What you should do: Return every entry exactly as written.

[Collected data]
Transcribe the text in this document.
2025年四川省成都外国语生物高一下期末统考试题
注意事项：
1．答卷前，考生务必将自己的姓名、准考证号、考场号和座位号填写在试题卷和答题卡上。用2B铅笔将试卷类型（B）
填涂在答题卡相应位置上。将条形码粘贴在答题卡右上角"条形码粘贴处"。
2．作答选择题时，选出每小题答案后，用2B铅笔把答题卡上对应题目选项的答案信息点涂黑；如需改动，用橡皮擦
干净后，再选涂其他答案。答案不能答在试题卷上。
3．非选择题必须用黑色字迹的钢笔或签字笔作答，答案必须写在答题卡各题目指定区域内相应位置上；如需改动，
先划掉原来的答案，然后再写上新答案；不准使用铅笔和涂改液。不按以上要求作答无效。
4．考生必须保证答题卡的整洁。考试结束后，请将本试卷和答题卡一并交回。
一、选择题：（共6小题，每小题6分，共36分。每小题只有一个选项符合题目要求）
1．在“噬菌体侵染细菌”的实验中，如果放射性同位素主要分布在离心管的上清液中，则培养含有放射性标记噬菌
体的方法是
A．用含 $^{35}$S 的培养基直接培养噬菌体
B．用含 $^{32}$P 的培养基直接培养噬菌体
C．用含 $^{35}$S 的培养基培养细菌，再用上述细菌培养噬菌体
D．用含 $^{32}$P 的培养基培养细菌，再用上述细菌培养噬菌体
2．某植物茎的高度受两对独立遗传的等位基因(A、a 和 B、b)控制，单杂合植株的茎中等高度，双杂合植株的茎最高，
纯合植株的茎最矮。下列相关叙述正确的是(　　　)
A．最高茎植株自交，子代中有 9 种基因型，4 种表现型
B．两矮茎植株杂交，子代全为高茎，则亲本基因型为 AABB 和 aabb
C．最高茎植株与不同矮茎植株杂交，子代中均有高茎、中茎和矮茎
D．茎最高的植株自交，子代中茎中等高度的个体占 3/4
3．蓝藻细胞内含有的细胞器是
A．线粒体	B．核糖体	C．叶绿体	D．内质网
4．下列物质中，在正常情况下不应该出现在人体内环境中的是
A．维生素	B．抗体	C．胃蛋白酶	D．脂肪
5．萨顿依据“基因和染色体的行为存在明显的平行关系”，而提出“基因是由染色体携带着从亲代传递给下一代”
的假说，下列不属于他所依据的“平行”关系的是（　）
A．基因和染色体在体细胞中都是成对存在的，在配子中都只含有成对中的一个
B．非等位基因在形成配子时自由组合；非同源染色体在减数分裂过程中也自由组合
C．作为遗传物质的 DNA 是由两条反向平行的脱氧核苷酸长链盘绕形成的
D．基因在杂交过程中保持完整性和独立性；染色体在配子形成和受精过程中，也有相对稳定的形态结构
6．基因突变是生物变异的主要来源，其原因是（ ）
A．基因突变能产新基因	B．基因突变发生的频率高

Result below:
Transcribe the text in this document.
2025年四川省成都外国语生物高一下期末统考试题
注意事项：
1．答卷前，考生务必将自己的姓名、准考证号、考场号和座位号填写在试题卷和答题卡上。用2B铅笔将试卷类型（B）
填涂在答题卡相应位置上。将条形码粘贴在答题卡右上角"条形码粘贴处"。
2．作答选择题时，选出每小题答案后，用2B铅笔把答题卡上对应题目选项的答案信息点涂黑；如需改动，用橡皮擦
干净后，再选涂其他答案。答案不能答在试题卷上。
3．非选择题必须用黑色字迹的钢笔或签字笔作答，答案必须写在答题卡各题目指定区域内相应位置上；如需改动，
先划掉原来的答案，然后再写上新答案；不准使用铅笔和涂改液。不按以上要求作答无效。
4．考生必须保证答题卡的整洁。考试结束后，请将本试卷和答题卡一并交回。
一、选择题：（共6小题，每小题6分，共36分。每小题只有一个选项符合题目要求）
1．在“噬菌体侵染细菌”的实验中，如果放射性同位素主要分布在离心管的上清液中，则培养含有放射性标记噬菌
体的方法是
A．用含 $^{35}$S 的培养基直接培养噬菌体
B．用含 $^{32}$P 的培养基直接培养噬菌体
C．用含 $^{35}$S 的培养基培养细菌，再用上述细菌培养噬菌体
D．用含 $^{32}$P 的培养基培养细菌，再用上述细菌培养噬菌体
2．某植物茎的高度受两对独立遗传的等位基因(A、a 和 B、b)控制，单杂合植株的茎中等高度，双杂合植株的茎最高，
纯合植株的茎最矮。下列相关叙述正确的是(　　　)
A．最高茎植株自交，子代中有 9 种基因型，4 种表现型
B．两矮茎植株杂交，子代全为高茎，则亲本基因型为 AABB 和 aabb
C．最高茎植株与不同矮茎植株杂交，子代中均有高茎、中茎和矮茎
D．茎最高的植株自交，子代中茎中等高度的个体占 3/4
3．蓝藻细胞内含有的细胞器是
A．线粒体	B．核糖体	C．叶绿体	D．内质网
4．下列物质中，在正常情况下不应该出现在人体内环境中的是
A．维生素	B．抗体	C．胃蛋白酶	D．脂肪
5．萨顿依据“基因和染色体的行为存在明显的平行关系”，而提出“基因是由染色体携带着从亲代传递给下一代”
的假说，下列不属于他所依据的“平行”关系的是（　）
A．基因和染色体在体细胞中都是成对存在的，在配子中都只含有成对中的一个
B．非等位基因在形成配子时自由组合；非同源染色体在减数分裂过程中也自由组合
C．作为遗传物质的 DNA 是由两条反向平行的脱氧核苷酸长链盘绕形成的
D．基因在杂交过程中保持完整性和独立性；染色体在配子形成和受精过程中，也有相对稳定的形态结构
6．基因突变是生物变异的主要来源，其原因是（ ）
A．基因突变能产新基因	B．基因突变发生的频率高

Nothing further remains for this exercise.